=== Task details ===
Copy every record exactly, and keep the pictures out.
>> start
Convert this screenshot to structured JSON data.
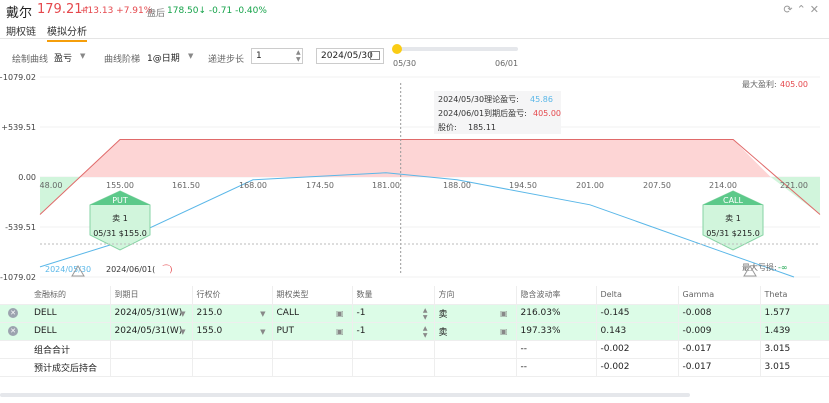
{
  "header": {
    "stock_name": "戴尔",
    "price": "179.21",
    "price_arrow": "↑",
    "change": "+13.13 +7.91%",
    "after_hours_label": "盘后",
    "after_hours_price": "178.50",
    "after_hours_arrow": "↓",
    "after_hours_change": "-0.71 -0.40%",
    "icons": [
      "refresh-icon",
      "collapse-icon",
      "close-icon"
    ]
  },
  "tabs": [
    {
      "label": "期权链",
      "active": false
    },
    {
      "label": "模拟分析",
      "active": true
    }
  ],
  "controls": {
    "curve_label": "绘制曲线",
    "curve_value": "盈亏",
    "ladder_label": "曲线阶梯",
    "ladder_value": "1@日期",
    "step_label": "递进步长",
    "step_value": "1",
    "date_value": "2024/05/30",
    "slider_start": "05/30",
    "slider_end": "06/01",
    "slider_level": 0
  },
  "chart_data": {
    "type": "line",
    "y_ticks": [
      "+1079.02",
      "+539.51",
      "0.00",
      "-539.51",
      "-1079.02"
    ],
    "ylim": [
      -1079.02,
      1079.02
    ],
    "x_ticks": [
      "48.00",
      "155.00",
      "161.50",
      "168.00",
      "174.50",
      "181.00",
      "188.00",
      "194.50",
      "201.00",
      "207.50",
      "214.00",
      "221.00"
    ],
    "expiry_series": {
      "name": "2024/06/01",
      "points": [
        [
          147.6,
          -405
        ],
        [
          155,
          405
        ],
        [
          215,
          405
        ],
        [
          222.4,
          -405
        ]
      ]
    },
    "theoretical_series": {
      "name": "2024/05/30",
      "points": [
        [
          147.6,
          -970
        ],
        [
          155,
          -700
        ],
        [
          168,
          -30
        ],
        [
          181,
          45.86
        ],
        [
          188,
          -30
        ],
        [
          201,
          -300
        ],
        [
          214,
          -810
        ],
        [
          221,
          -1079
        ]
      ]
    },
    "stock_price": 185.11,
    "max_profit_label": "最大盈利:",
    "max_profit": "405.00",
    "max_loss_label": "最大亏损:",
    "max_loss": "-∞",
    "tooltip": {
      "theo_label": "2024/05/30理论盈亏:",
      "theo_value": "45.86",
      "expiry_label": "2024/06/01到期后盈亏:",
      "expiry_value": "405.00",
      "price_label": "股价:",
      "price_value": "185.11"
    },
    "put_marker": {
      "title": "PUT",
      "line1": "卖 1",
      "line2": "05/31 $155.0"
    },
    "call_marker": {
      "title": "CALL",
      "line1": "卖 1",
      "line2": "05/31 $215.0"
    },
    "legend_theo": "2024/05/30",
    "legend_expiry": "2024/06/01("
  },
  "table": {
    "headers": [
      "金融标的",
      "到期日",
      "行权价",
      "期权类型",
      "数量",
      "方向",
      "隐含波动率",
      "Delta",
      "Gamma",
      "Theta"
    ],
    "rows": [
      {
        "symbol": "DELL",
        "expiry": "2024/05/31(W)",
        "strike": "215.0",
        "type": "CALL",
        "qty": "-1",
        "side": "卖",
        "iv": "216.03%",
        "delta": "-0.145",
        "gamma": "-0.008",
        "theta": "1.577"
      },
      {
        "symbol": "DELL",
        "expiry": "2024/05/31(W)",
        "strike": "155.0",
        "type": "PUT",
        "qty": "-1",
        "side": "卖",
        "iv": "197.33%",
        "delta": "0.143",
        "gamma": "-0.009",
        "theta": "1.439"
      }
    ],
    "summary": [
      {
        "label": "组合合计",
        "iv": "--",
        "delta": "-0.002",
        "gamma": "-0.017",
        "theta": "3.015"
      },
      {
        "label": "预计成交后持合",
        "iv": "--",
        "delta": "-0.002",
        "gamma": "-0.017",
        "theta": "3.015"
      }
    ]
  },
  "colors": {
    "up": "#e5484d",
    "down": "#16a34a",
    "profit_fill": "#fdd5d5",
    "loss_fill": "#d1f5dc",
    "theo_line": "#5ab7e8",
    "expiry_loss_line": "#2fa85a",
    "expiry_profit_line": "#e06a6a",
    "accent": "#f59e0b"
  }
}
>> end
=== Written reply ===
Convert this screenshot to structured JSON data.
{
  "header": {
    "stock_name": "戴尔",
    "price": "179.21",
    "price_arrow": "↑",
    "change": "+13.13 +7.91%",
    "after_hours_label": "盘后",
    "after_hours_price": "178.50",
    "after_hours_arrow": "↓",
    "after_hours_change": "-0.71 -0.40%",
    "icons": [
      "refresh-icon",
      "collapse-icon",
      "close-icon"
    ]
  },
  "tabs": [
    {
      "label": "期权链",
      "active": false
    },
    {
      "label": "模拟分析",
      "active": true
    }
  ],
  "controls": {
    "curve_label": "绘制曲线",
    "curve_value": "盈亏",
    "ladder_label": "曲线阶梯",
    "ladder_value": "1@日期",
    "step_label": "递进步长",
    "step_value": "1",
    "date_value": "2024/05/30",
    "slider_start": "05/30",
    "slider_end": "06/01",
    "slider_level": 0
  },
  "chart_data": {
    "type": "line",
    "y_ticks": [
      "+1079.02",
      "+539.51",
      "0.00",
      "-539.51",
      "-1079.02"
    ],
    "ylim": [
      -1079.02,
      1079.02
    ],
    "x_ticks": [
      "48.00",
      "155.00",
      "161.50",
      "168.00",
      "174.50",
      "181.00",
      "188.00",
      "194.50",
      "201.00",
      "207.50",
      "214.00",
      "221.00"
    ],
    "expiry_series": {
      "name": "2024/06/01",
      "points": [
        [
          147.6,
          -405
        ],
        [
          155,
          405
        ],
        [
          215,
          405
        ],
        [
          222.4,
          -405
        ]
      ]
    },
    "theoretical_series": {
      "name": "2024/05/30",
      "points": [
        [
          147.6,
          -970
        ],
        [
          155,
          -700
        ],
        [
          168,
          -30
        ],
        [
          181,
          45.86
        ],
        [
          188,
          -30
        ],
        [
          201,
          -300
        ],
        [
          214,
          -810
        ],
        [
          221,
          -1079
        ]
      ]
    },
    "stock_price": 185.11,
    "max_profit_label": "最大盈利:",
    "max_profit": "405.00",
    "max_loss_label": "最大亏损:",
    "max_loss": "-∞",
    "tooltip": {
      "theo_label": "2024/05/30理论盈亏:",
      "theo_value": "45.86",
      "expiry_label": "2024/06/01到期后盈亏:",
      "expiry_value": "405.00",
      "price_label": "股价:",
      "price_value": "185.11"
    },
    "put_marker": {
      "title": "PUT",
      "line1": "卖 1",
      "line2": "05/31 $155.0"
    },
    "call_marker": {
      "title": "CALL",
      "line1": "卖 1",
      "line2": "05/31 $215.0"
    },
    "legend_theo": "2024/05/30",
    "legend_expiry": "2024/06/01("
  },
  "table": {
    "headers": [
      "金融标的",
      "到期日",
      "行权价",
      "期权类型",
      "数量",
      "方向",
      "隐含波动率",
      "Delta",
      "Gamma",
      "Theta"
    ],
    "rows": [
      {
        "symbol": "DELL",
        "expiry": "2024/05/31(W)",
        "strike": "215.0",
        "type": "CALL",
        "qty": "-1",
        "side": "卖",
        "iv": "216.03%",
        "delta": "-0.145",
        "gamma": "-0.008",
        "theta": "1.577"
      },
      {
        "symbol": "DELL",
        "expiry": "2024/05/31(W)",
        "strike": "155.0",
        "type": "PUT",
        "qty": "-1",
        "side": "卖",
        "iv": "197.33%",
        "delta": "0.143",
        "gamma": "-0.009",
        "theta": "1.439"
      }
    ],
    "summary": [
      {
        "label": "组合合计",
        "iv": "--",
        "delta": "-0.002",
        "gamma": "-0.017",
        "theta": "3.015"
      },
      {
        "label": "预计成交后持合",
        "iv": "--",
        "delta": "-0.002",
        "gamma": "-0.017",
        "theta": "3.015"
      }
    ]
  },
  "colors": {
    "up": "#e5484d",
    "down": "#16a34a",
    "profit_fill": "#fdd5d5",
    "loss_fill": "#d1f5dc",
    "theo_line": "#5ab7e8",
    "expiry_loss_line": "#2fa85a",
    "expiry_profit_line": "#e06a6a",
    "accent": "#f59e0b"
  }
}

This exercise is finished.